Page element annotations
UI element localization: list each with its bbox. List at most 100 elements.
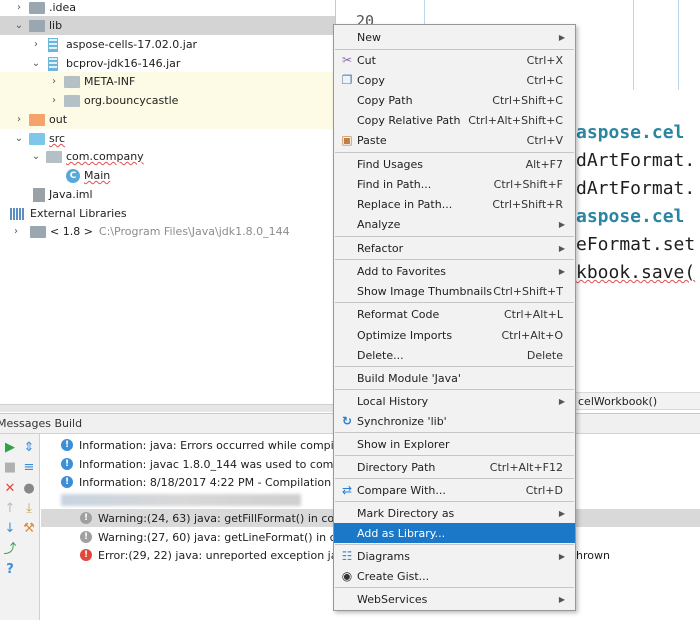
- menu-item-add-as-library[interactable]: Add as Library...: [334, 523, 575, 543]
- tree-item-out[interactable]: › out: [0, 110, 335, 129]
- chevron-right-icon[interactable]: ›: [48, 76, 60, 87]
- panel-title-text: Messages Build: [0, 417, 83, 430]
- menu-item-delete[interactable]: Delete... Delete: [334, 345, 575, 365]
- export-icon[interactable]: ⤓: [21, 501, 37, 517]
- menu-label: Copy: [357, 73, 385, 87]
- menu-item-cut[interactable]: ✂ Cut Ctrl+X: [334, 50, 575, 70]
- chevron-right-icon[interactable]: ›: [13, 2, 25, 13]
- menu-item-reformat-code[interactable]: Reformat Code Ctrl+Alt+L: [334, 304, 575, 324]
- chevron-down-icon[interactable]: ⌄: [13, 133, 25, 144]
- tree-item-lib[interactable]: ⌄ lib: [0, 16, 335, 35]
- submenu-arrow-icon: ▶: [558, 551, 565, 561]
- project-tree-panel: › .idea ⌄ lib › aspose-cells-17.02.0.jar…: [0, 0, 335, 412]
- menu-shortcut: Ctrl+Shift+F: [493, 177, 563, 191]
- menu-item-show-in-explorer[interactable]: Show in Explorer: [334, 434, 575, 454]
- menu-shortcut: Ctrl+Alt+Shift+C: [468, 113, 563, 127]
- menu-item-local-history[interactable]: Local History ▶: [334, 391, 575, 411]
- stop-icon[interactable]: ■: [2, 460, 18, 476]
- menu-item-copy-path[interactable]: Copy Path Ctrl+Shift+C: [334, 90, 575, 110]
- menu-item-find-usages[interactable]: Find Usages Alt+F7: [334, 154, 575, 174]
- menu-item-add-to-favorites[interactable]: Add to Favorites ▶: [334, 261, 575, 281]
- warning-icon: !: [80, 531, 92, 543]
- tree-item-src[interactable]: ⌄ src: [0, 129, 335, 148]
- menu-label: Refactor: [357, 241, 404, 255]
- tree-item-main[interactable]: C Main: [0, 166, 335, 185]
- menu-item-directory-path[interactable]: Directory Path Ctrl+Alt+F12: [334, 457, 575, 477]
- breadcrumb[interactable]: celWorkbook(): [578, 395, 657, 408]
- menu-label: Diagrams: [357, 549, 410, 563]
- code-line: kbook.save(: [576, 262, 696, 283]
- horizontal-scrollbar[interactable]: [0, 404, 335, 412]
- settings-wrench-icon[interactable]: ⚒: [21, 521, 37, 537]
- export-to-text-icon[interactable]: ⤴: [2, 542, 18, 558]
- submenu-arrow-icon: ▶: [558, 266, 565, 276]
- tree-item-jdk[interactable]: › < 1.8 > C:\Program Files\Java\jdk1.8.0…: [0, 222, 335, 241]
- tree-item-label: bcprov-jdk16-146.jar: [66, 57, 181, 70]
- menu-label: Build Module 'Java': [357, 371, 461, 385]
- tree-item-label: com.company: [66, 150, 144, 163]
- menu-label: Compare With...: [357, 483, 446, 497]
- menu-item-replace-in-path[interactable]: Replace in Path... Ctrl+Shift+R: [334, 194, 575, 214]
- menu-item-analyze[interactable]: Analyze ▶: [334, 214, 575, 234]
- menu-shortcut: Ctrl+Alt+L: [503, 307, 563, 321]
- message-text: Information: java: Errors occurred while…: [79, 438, 368, 452]
- libraries-icon: [10, 207, 24, 220]
- scissors-icon: ✂: [341, 53, 353, 67]
- menu-item-diagrams[interactable]: ☷ Diagrams ▶: [334, 546, 575, 566]
- close-icon[interactable]: ✕: [2, 481, 18, 497]
- expand-all-icon[interactable]: ⇕: [21, 440, 37, 456]
- menu-separator: [335, 302, 574, 303]
- tree-item-java-iml[interactable]: Java.iml: [0, 185, 335, 204]
- menu-item-show-image-thumbnails[interactable]: Show Image Thumbnails Ctrl+Shift+T: [334, 281, 575, 301]
- menu-item-find-in-path[interactable]: Find in Path... Ctrl+Shift+F: [334, 174, 575, 194]
- chevron-down-icon[interactable]: ⌄: [30, 151, 42, 162]
- chevron-right-icon[interactable]: ›: [30, 39, 42, 50]
- menu-item-synchronize[interactable]: ↻ Synchronize 'lib': [334, 411, 575, 431]
- chevron-down-icon[interactable]: ⌄: [13, 20, 25, 31]
- arrow-down-icon[interactable]: ↓: [2, 521, 18, 537]
- tree-item-bcprov-jar[interactable]: ⌄ bcprov-jdk16-146.jar: [0, 54, 335, 73]
- tree-item-meta-inf[interactable]: › META-INF: [0, 72, 335, 91]
- menu-item-refactor[interactable]: Refactor ▶: [334, 238, 575, 258]
- error-icon: !: [80, 549, 92, 561]
- jdk-icon: [30, 225, 46, 238]
- menu-item-webservices[interactable]: WebServices ▶: [334, 589, 575, 609]
- menu-item-create-gist[interactable]: ◉ Create Gist...: [334, 566, 575, 586]
- submenu-arrow-icon: ▶: [558, 396, 565, 406]
- help-icon[interactable]: ?: [2, 562, 18, 578]
- menu-shortcut: Alt+F7: [525, 157, 563, 171]
- menu-item-optimize-imports[interactable]: Optimize Imports Ctrl+Alt+O: [334, 325, 575, 345]
- rerun-icon[interactable]: ▶: [2, 440, 18, 456]
- tree-item-external-libraries[interactable]: External Libraries: [0, 204, 335, 223]
- menu-separator: [335, 259, 574, 260]
- tree-item-label: Java.iml: [49, 188, 93, 201]
- menu-item-mark-directory-as[interactable]: Mark Directory as ▶: [334, 503, 575, 523]
- submenu-arrow-icon: ▶: [558, 243, 565, 253]
- menu-shortcut: Ctrl+Shift+T: [493, 284, 563, 298]
- messages-toolbar: ▶ ⇕ ■ ≡ ✕ ● ↑ ⤓ ↓ ⚒ ⤴ ?: [0, 434, 40, 620]
- collapse-all-icon[interactable]: ≡: [21, 460, 37, 476]
- redacted-path: [61, 494, 301, 506]
- diagram-icon: ☷: [341, 549, 353, 563]
- tree-item-idea[interactable]: › .idea: [0, 0, 335, 17]
- menu-item-copy[interactable]: ❐ Copy Ctrl+C: [334, 70, 575, 90]
- chevron-right-icon[interactable]: ›: [48, 95, 60, 106]
- menu-separator: [335, 432, 574, 433]
- tree-item-aspose-jar[interactable]: › aspose-cells-17.02.0.jar: [0, 35, 335, 54]
- menu-item-new[interactable]: New ▶: [334, 27, 575, 47]
- menu-label: Find in Path...: [357, 177, 432, 191]
- guide-line: [678, 0, 679, 90]
- menu-item-compare-with[interactable]: ⇄ Compare With... Ctrl+D: [334, 480, 575, 500]
- menu-item-build-module[interactable]: Build Module 'Java': [334, 368, 575, 388]
- menu-shortcut: Ctrl+Shift+C: [492, 93, 563, 107]
- menu-item-copy-relative-path[interactable]: Copy Relative Path Ctrl+Alt+Shift+C: [334, 110, 575, 130]
- chevron-down-icon[interactable]: ⌄: [30, 58, 42, 69]
- chevron-right-icon[interactable]: ›: [10, 226, 22, 237]
- warning-icon: !: [80, 512, 92, 524]
- tree-item-org-bouncycastle[interactable]: › org.bouncycastle: [0, 91, 335, 110]
- arrow-up-icon[interactable]: ↑: [2, 501, 18, 517]
- chevron-right-icon[interactable]: ›: [13, 114, 25, 125]
- tree-item-com-company[interactable]: ⌄ com.company: [0, 147, 335, 166]
- menu-item-paste[interactable]: ▣ Paste Ctrl+V: [334, 130, 575, 150]
- hide-warnings-icon[interactable]: ●: [21, 481, 37, 497]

# EXERCISE DIRECTIONS
Return all of the lines above word for word, leaving out the pictures.

# CORRECT RESULT
UI element localization: list each with its bbox. List at most 100 elements.
- menu-item-add-as-library[interactable]: Add as Library...: [334, 523, 575, 543]
- tree-item-out[interactable]: › out: [0, 110, 335, 129]
- chevron-right-icon[interactable]: ›: [48, 76, 60, 87]
- panel-title-text: Messages Build: [0, 417, 83, 430]
- menu-item-delete[interactable]: Delete... Delete: [334, 345, 575, 365]
- export-icon[interactable]: ⤓: [21, 501, 37, 517]
- menu-label: Copy: [357, 73, 385, 87]
- menu-item-cut[interactable]: ✂ Cut Ctrl+X: [334, 50, 575, 70]
- chevron-right-icon[interactable]: ›: [13, 2, 25, 13]
- menu-item-reformat-code[interactable]: Reformat Code Ctrl+Alt+L: [334, 304, 575, 324]
- chevron-down-icon[interactable]: ⌄: [13, 133, 25, 144]
- tree-item-lib[interactable]: ⌄ lib: [0, 16, 335, 35]
- submenu-arrow-icon: ▶: [558, 551, 565, 561]
- project-tree-panel: › .idea ⌄ lib › aspose-cells-17.02.0.jar…: [0, 0, 335, 412]
- menu-shortcut: Ctrl+Shift+F: [493, 177, 563, 191]
- menu-item-show-in-explorer[interactable]: Show in Explorer: [334, 434, 575, 454]
- menu-shortcut: Ctrl+Alt+Shift+C: [468, 113, 563, 127]
- menu-item-local-history[interactable]: Local History ▶: [334, 391, 575, 411]
- stop-icon[interactable]: ■: [2, 460, 18, 476]
- menu-item-copy-path[interactable]: Copy Path Ctrl+Shift+C: [334, 90, 575, 110]
- menu-item-find-usages[interactable]: Find Usages Alt+F7: [334, 154, 575, 174]
- menu-item-add-to-favorites[interactable]: Add to Favorites ▶: [334, 261, 575, 281]
- warning-icon: !: [80, 531, 92, 543]
- tree-item-src[interactable]: ⌄ src: [0, 129, 335, 148]
- menu-label: Refactor: [357, 241, 404, 255]
- tree-item-main[interactable]: C Main: [0, 166, 335, 185]
- menu-item-directory-path[interactable]: Directory Path Ctrl+Alt+F12: [334, 457, 575, 477]
- breadcrumb[interactable]: celWorkbook(): [578, 395, 657, 408]
- menu-label: Diagrams: [357, 549, 410, 563]
- code-line: kbook.save(: [576, 262, 696, 283]
- horizontal-scrollbar[interactable]: [0, 404, 335, 412]
- settings-wrench-icon[interactable]: ⚒: [21, 521, 37, 537]
- export-to-text-icon[interactable]: ⤴: [2, 542, 18, 558]
- submenu-arrow-icon: ▶: [558, 266, 565, 276]
- tree-item-jdk[interactable]: › < 1.8 > C:\Program Files\Java\jdk1.8.0…: [0, 222, 335, 241]
- tree-item-label: bcprov-jdk16-146.jar: [66, 57, 181, 70]
- menu-label: Build Module 'Java': [357, 371, 461, 385]
- tree-item-label: com.company: [66, 150, 144, 163]
- menu-label: Compare With...: [357, 483, 446, 497]
- menu-item-replace-in-path[interactable]: Replace in Path... Ctrl+Shift+R: [334, 194, 575, 214]
- menu-item-analyze[interactable]: Analyze ▶: [334, 214, 575, 234]
- menu-shortcut: Ctrl+Alt+L: [503, 307, 563, 321]
- message-text: Information: java: Errors occurred while…: [79, 438, 368, 452]
- libraries-icon: [10, 207, 24, 220]
- scissors-icon: ✂: [341, 53, 353, 67]
- menu-item-diagrams[interactable]: ☷ Diagrams ▶: [334, 546, 575, 566]
- close-icon[interactable]: ✕: [2, 481, 18, 497]
- expand-all-icon[interactable]: ⇕: [21, 440, 37, 456]
- menu-separator: [335, 302, 574, 303]
- tree-item-java-iml[interactable]: Java.iml: [0, 185, 335, 204]
- menu-item-show-image-thumbnails[interactable]: Show Image Thumbnails Ctrl+Shift+T: [334, 281, 575, 301]
- menu-item-find-in-path[interactable]: Find in Path... Ctrl+Shift+F: [334, 174, 575, 194]
- chevron-down-icon[interactable]: ⌄: [30, 151, 42, 162]
- chevron-right-icon[interactable]: ›: [30, 39, 42, 50]
- menu-item-synchronize[interactable]: ↻ Synchronize 'lib': [334, 411, 575, 431]
- chevron-down-icon[interactable]: ⌄: [13, 20, 25, 31]
- arrow-down-icon[interactable]: ↓: [2, 521, 18, 537]
- tree-item-bcprov-jar[interactable]: ⌄ bcprov-jdk16-146.jar: [0, 54, 335, 73]
- tree-item-meta-inf[interactable]: › META-INF: [0, 72, 335, 91]
- menu-item-refactor[interactable]: Refactor ▶: [334, 238, 575, 258]
- error-icon: !: [80, 549, 92, 561]
- jdk-icon: [30, 225, 46, 238]
- menu-item-webservices[interactable]: WebServices ▶: [334, 589, 575, 609]
- menu-item-create-gist[interactable]: ◉ Create Gist...: [334, 566, 575, 586]
- submenu-arrow-icon: ▶: [558, 396, 565, 406]
- help-icon[interactable]: ?: [2, 562, 18, 578]
- menu-shortcut: Alt+F7: [525, 157, 563, 171]
- menu-item-optimize-imports[interactable]: Optimize Imports Ctrl+Alt+O: [334, 325, 575, 345]
- rerun-icon[interactable]: ▶: [2, 440, 18, 456]
- tree-item-external-libraries[interactable]: External Libraries: [0, 204, 335, 223]
- menu-separator: [335, 259, 574, 260]
- tree-item-label: Java.iml: [49, 188, 93, 201]
- menu-item-mark-directory-as[interactable]: Mark Directory as ▶: [334, 503, 575, 523]
- submenu-arrow-icon: ▶: [558, 243, 565, 253]
- menu-shortcut: Ctrl+Shift+T: [493, 284, 563, 298]
- messages-toolbar: ▶ ⇕ ■ ≡ ✕ ● ↑ ⤓ ↓ ⚒ ⤴ ?: [0, 434, 40, 620]
- collapse-all-icon[interactable]: ≡: [21, 460, 37, 476]
- redacted-path: [61, 494, 301, 506]
- diagram-icon: ☷: [341, 549, 353, 563]
- tree-item-idea[interactable]: › .idea: [0, 0, 335, 17]
- menu-item-copy[interactable]: ❐ Copy Ctrl+C: [334, 70, 575, 90]
- chevron-right-icon[interactable]: ›: [48, 95, 60, 106]
- menu-separator: [335, 432, 574, 433]
- tree-item-aspose-jar[interactable]: › aspose-cells-17.02.0.jar: [0, 35, 335, 54]
- menu-item-new[interactable]: New ▶: [334, 27, 575, 47]
- menu-label: Find in Path...: [357, 177, 432, 191]
- guide-line: [678, 0, 679, 90]
- menu-item-compare-with[interactable]: ⇄ Compare With... Ctrl+D: [334, 480, 575, 500]
- menu-item-build-module[interactable]: Build Module 'Java': [334, 368, 575, 388]
- menu-shortcut: Ctrl+Shift+C: [492, 93, 563, 107]
- menu-item-copy-relative-path[interactable]: Copy Relative Path Ctrl+Alt+Shift+C: [334, 110, 575, 130]
- chevron-down-icon[interactable]: ⌄: [30, 58, 42, 69]
- chevron-right-icon[interactable]: ›: [10, 226, 22, 237]
- warning-icon: !: [80, 512, 92, 524]
- tree-item-org-bouncycastle[interactable]: › org.bouncycastle: [0, 91, 335, 110]
- arrow-up-icon[interactable]: ↑: [2, 501, 18, 517]
- chevron-right-icon[interactable]: ›: [13, 114, 25, 125]
- tree-item-com-company[interactable]: ⌄ com.company: [0, 147, 335, 166]
- menu-item-paste[interactable]: ▣ Paste Ctrl+V: [334, 130, 575, 150]
- hide-warnings-icon[interactable]: ●: [21, 481, 37, 497]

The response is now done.